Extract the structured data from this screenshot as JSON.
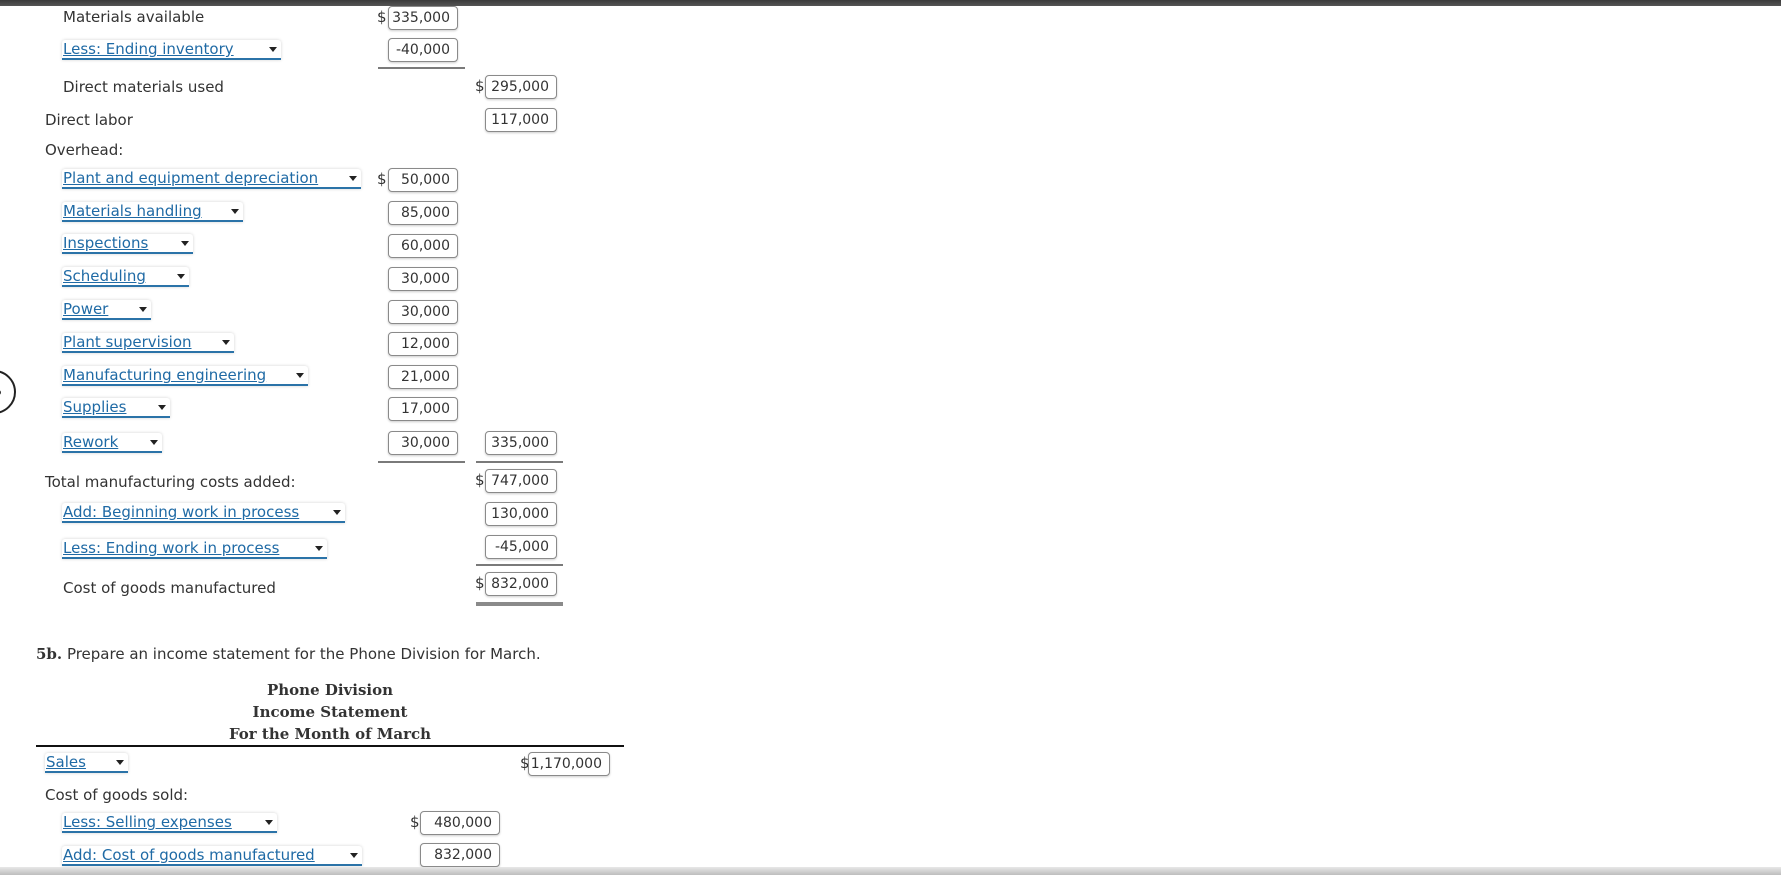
{
  "schedule": {
    "materials_available": {
      "label": "Materials available",
      "currency": "$",
      "value": "335,000"
    },
    "less_ending_inventory": {
      "label": "Less: Ending inventory",
      "value": "-40,000"
    },
    "direct_materials_used": {
      "label": "Direct materials used",
      "currency": "$",
      "value": "295,000"
    },
    "direct_labor": {
      "label": "Direct labor",
      "value": "117,000"
    },
    "overhead_label": "Overhead:",
    "overhead_items": [
      {
        "label": "Plant and equipment depreciation",
        "value": "50,000",
        "currency": "$"
      },
      {
        "label": "Materials handling",
        "value": "85,000"
      },
      {
        "label": "Inspections",
        "value": "60,000"
      },
      {
        "label": "Scheduling",
        "value": "30,000"
      },
      {
        "label": "Power",
        "value": "30,000"
      },
      {
        "label": "Plant supervision",
        "value": "12,000"
      },
      {
        "label": "Manufacturing engineering",
        "value": "21,000"
      },
      {
        "label": "Supplies",
        "value": "17,000"
      },
      {
        "label": "Rework",
        "value": "30,000"
      }
    ],
    "overhead_total": "335,000",
    "total_manufacturing_costs": {
      "label": "Total manufacturing costs added:",
      "currency": "$",
      "value": "747,000"
    },
    "add_beginning_wip": {
      "label": "Add: Beginning work in process",
      "value": "130,000"
    },
    "less_ending_wip": {
      "label": "Less: Ending work in process",
      "value": "-45,000"
    },
    "cost_of_goods_manufactured": {
      "label": "Cost of goods manufactured",
      "currency": "$",
      "value": "832,000"
    }
  },
  "part_5b": {
    "number": "5b.",
    "instruction": "Prepare an income statement for the Phone Division for March.",
    "header": [
      "Phone Division",
      "Income Statement",
      "For the Month of March"
    ],
    "sales": {
      "label": "Sales",
      "currency": "$",
      "value": "1,170,000"
    },
    "cogs_label": "Cost of goods sold:",
    "less_selling_expenses": {
      "label": "Less: Selling expenses",
      "currency": "$",
      "value": "480,000"
    },
    "add_cogm": {
      "label": "Add: Cost of goods manufactured",
      "value": "832,000"
    }
  },
  "icons": {
    "side_nav": "circle-arrow-icon",
    "dropdown": "caret-down-icon"
  }
}
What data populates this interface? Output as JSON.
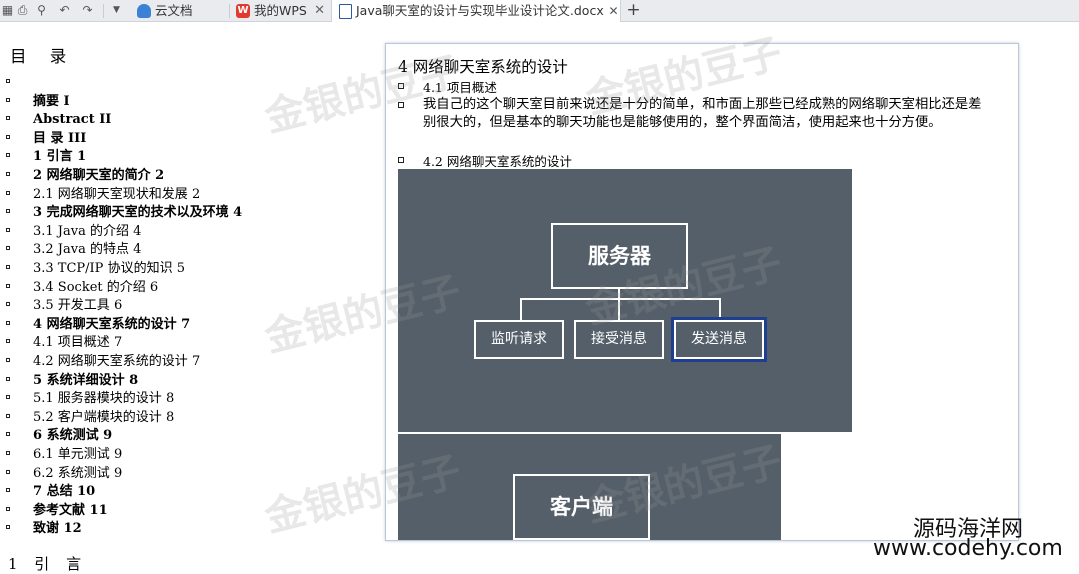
{
  "tabs": [
    {
      "label": "云文档",
      "icon": "cloud-doc-icon",
      "color": "#3b82d6"
    },
    {
      "label": "我的WPS",
      "icon": "wps-logo-icon",
      "color": "#e23a2e"
    },
    {
      "label": "Java聊天室的设计与实现毕业设计论文.docx",
      "icon": "word-doc-icon",
      "color": "#2c5aa0",
      "active": true
    }
  ],
  "toc": {
    "title": "目 录",
    "items": [
      {
        "text": "",
        "bold": false
      },
      {
        "text": "摘要    I",
        "bold": true
      },
      {
        "text": "Abstract    II",
        "bold": true
      },
      {
        "text": "目  录    III",
        "bold": true
      },
      {
        "text": "1 引言    1",
        "bold": true
      },
      {
        "text": "2 网络聊天室的简介    2",
        "bold": true
      },
      {
        "text": "2.1 网络聊天室现状和发展    2",
        "bold": false
      },
      {
        "text": "3 完成网络聊天室的技术以及环境    4",
        "bold": true
      },
      {
        "text": "3.1 Java 的介绍    4",
        "bold": false
      },
      {
        "text": "3.2 Java 的特点    4",
        "bold": false
      },
      {
        "text": "3.3 TCP/IP 协议的知识    5",
        "bold": false
      },
      {
        "text": "3.4 Socket 的介绍    6",
        "bold": false
      },
      {
        "text": "3.5 开发工具    6",
        "bold": false
      },
      {
        "text": "4 网络聊天室系统的设计    7",
        "bold": true
      },
      {
        "text": "4.1 项目概述    7",
        "bold": false
      },
      {
        "text": "4.2 网络聊天室系统的设计    7",
        "bold": false
      },
      {
        "text": "5 系统详细设计    8",
        "bold": true
      },
      {
        "text": "5.1 服务器模块的设计    8",
        "bold": false
      },
      {
        "text": "5.2 客户端模块的设计    8",
        "bold": false
      },
      {
        "text": "6 系统测试    9",
        "bold": true
      },
      {
        "text": "6.1 单元测试    9",
        "bold": false
      },
      {
        "text": "6.2 系统测试    9",
        "bold": false
      },
      {
        "text": "7 总结    10",
        "bold": true
      },
      {
        "text": "参考文献    11",
        "bold": true
      },
      {
        "text": "致谢    12",
        "bold": true
      }
    ],
    "bottom_heading": "1 引 言"
  },
  "document": {
    "chapter": "4 网络聊天室系统的设计",
    "section1": "4.1 项目概述",
    "paragraph": "我自己的这个聊天室目前来说还是十分的简单，和市面上那些已经成熟的网络聊天室相比还是差别很大的，但是基本的聊天功能也是能够使用的，整个界面简洁，使用起来也十分方便。",
    "section2": "4.2 网络聊天室系统的设计",
    "diagram": {
      "server": "服务器",
      "children": [
        "监听请求",
        "接受消息",
        "发送消息"
      ],
      "client": "客户端",
      "bg_color": "#555f6a",
      "selected_border": "#1e3f8f"
    }
  },
  "watermark": "金银的豆子",
  "site_watermark": {
    "line1": "源码海洋网",
    "line2": "www.codehy.com"
  }
}
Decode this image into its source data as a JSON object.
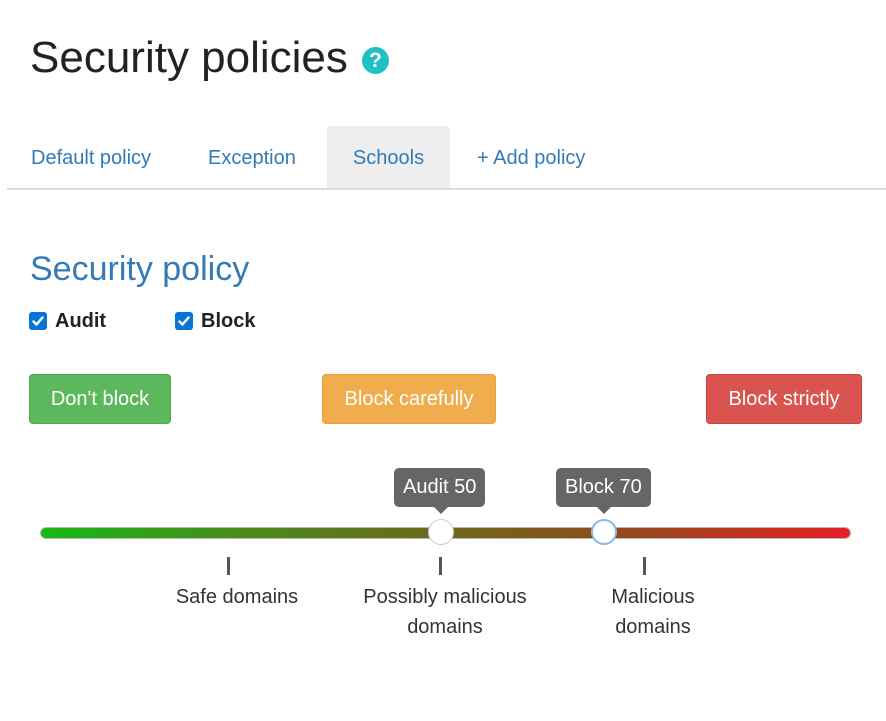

------------------------------------------------------------------------

--- CHALLENGE ---
Please repeat the entries exactly. Do not include the pictures.

--- FULL RESPONSE ---
Extract the structured data from this screenshot as JSON.
{
  "schedule": {
    "materials_available": {
      "label": "Materials available",
      "currency": "$",
      "value": "335,000"
    },
    "less_ending_inventory": {
      "label": "Less: Ending inventory",
      "value": "-40,000"
    },
    "direct_materials_used": {
      "label": "Direct materials used",
      "currency": "$",
      "value": "295,000"
    },
    "direct_labor": {
      "label": "Direct labor",
      "value": "117,000"
    },
    "overhead_label": "Overhead:",
    "overhead_items": [
      {
        "label": "Plant and equipment depreciation",
        "value": "50,000",
        "currency": "$"
      },
      {
        "label": "Materials handling",
        "value": "85,000"
      },
      {
        "label": "Inspections",
        "value": "60,000"
      },
      {
        "label": "Scheduling",
        "value": "30,000"
      },
      {
        "label": "Power",
        "value": "30,000"
      },
      {
        "label": "Plant supervision",
        "value": "12,000"
      },
      {
        "label": "Manufacturing engineering",
        "value": "21,000"
      },
      {
        "label": "Supplies",
        "value": "17,000"
      },
      {
        "label": "Rework",
        "value": "30,000"
      }
    ],
    "overhead_total": "335,000",
    "total_manufacturing_costs": {
      "label": "Total manufacturing costs added:",
      "currency": "$",
      "value": "747,000"
    },
    "add_beginning_wip": {
      "label": "Add: Beginning work in process",
      "value": "130,000"
    },
    "less_ending_wip": {
      "label": "Less: Ending work in process",
      "value": "-45,000"
    },
    "cost_of_goods_manufactured": {
      "label": "Cost of goods manufactured",
      "currency": "$",
      "value": "832,000"
    }
  },
  "part_5b": {
    "number": "5b.",
    "instruction": "Prepare an income statement for the Phone Division for March.",
    "header": [
      "Phone Division",
      "Income Statement",
      "For the Month of March"
    ],
    "sales": {
      "label": "Sales",
      "currency": "$",
      "value": "1,170,000"
    },
    "cogs_label": "Cost of goods sold:",
    "less_selling_expenses": {
      "label": "Less: Selling expenses",
      "currency": "$",
      "value": "480,000"
    },
    "add_cogm": {
      "label": "Add: Cost of goods manufactured",
      "value": "832,000"
    }
  },
  "icons": {
    "side_nav": "circle-arrow-icon",
    "dropdown": "caret-down-icon"
  }
}
What data populates this interface? Output as JSON.
{
  "tabs": [
    {
      "label": "云文档",
      "icon": "cloud-doc-icon",
      "color": "#3b82d6"
    },
    {
      "label": "我的WPS",
      "icon": "wps-logo-icon",
      "color": "#e23a2e"
    },
    {
      "label": "Java聊天室的设计与实现毕业设计论文.docx",
      "icon": "word-doc-icon",
      "color": "#2c5aa0",
      "active": true
    }
  ],
  "toc": {
    "title": "目 录",
    "items": [
      {
        "text": "",
        "bold": false
      },
      {
        "text": "摘要    I",
        "bold": true
      },
      {
        "text": "Abstract    II",
        "bold": true
      },
      {
        "text": "目  录    III",
        "bold": true
      },
      {
        "text": "1 引言    1",
        "bold": true
      },
      {
        "text": "2 网络聊天室的简介    2",
        "bold": true
      },
      {
        "text": "2.1 网络聊天室现状和发展    2",
        "bold": false
      },
      {
        "text": "3 完成网络聊天室的技术以及环境    4",
        "bold": true
      },
      {
        "text": "3.1 Java 的介绍    4",
        "bold": false
      },
      {
        "text": "3.2 Java 的特点    4",
        "bold": false
      },
      {
        "text": "3.3 TCP/IP 协议的知识    5",
        "bold": false
      },
      {
        "text": "3.4 Socket 的介绍    6",
        "bold": false
      },
      {
        "text": "3.5 开发工具    6",
        "bold": false
      },
      {
        "text": "4 网络聊天室系统的设计    7",
        "bold": true
      },
      {
        "text": "4.1 项目概述    7",
        "bold": false
      },
      {
        "text": "4.2 网络聊天室系统的设计    7",
        "bold": false
      },
      {
        "text": "5 系统详细设计    8",
        "bold": true
      },
      {
        "text": "5.1 服务器模块的设计    8",
        "bold": false
      },
      {
        "text": "5.2 客户端模块的设计    8",
        "bold": false
      },
      {
        "text": "6 系统测试    9",
        "bold": true
      },
      {
        "text": "6.1 单元测试    9",
        "bold": false
      },
      {
        "text": "6.2 系统测试    9",
        "bold": false
      },
      {
        "text": "7 总结    10",
        "bold": true
      },
      {
        "text": "参考文献    11",
        "bold": true
      },
      {
        "text": "致谢    12",
        "bold": true
      }
    ],
    "bottom_heading": "1 引 言"
  },
  "document": {
    "chapter": "4 网络聊天室系统的设计",
    "section1": "4.1 项目概述",
    "paragraph": "我自己的这个聊天室目前来说还是十分的简单，和市面上那些已经成熟的网络聊天室相比还是差别很大的，但是基本的聊天功能也是能够使用的，整个界面简洁，使用起来也十分方便。",
    "section2": "4.2 网络聊天室系统的设计",
    "diagram": {
      "server": "服务器",
      "children": [
        "监听请求",
        "接受消息",
        "发送消息"
      ],
      "client": "客户端",
      "bg_color": "#555f6a",
      "selected_border": "#1e3f8f"
    }
  },
  "watermark": "金银的豆子",
  "site_watermark": {
    "line1": "源码海洋网",
    "line2": "www.codehy.com"
  }
}
Decode this image into its source data as a JSON object.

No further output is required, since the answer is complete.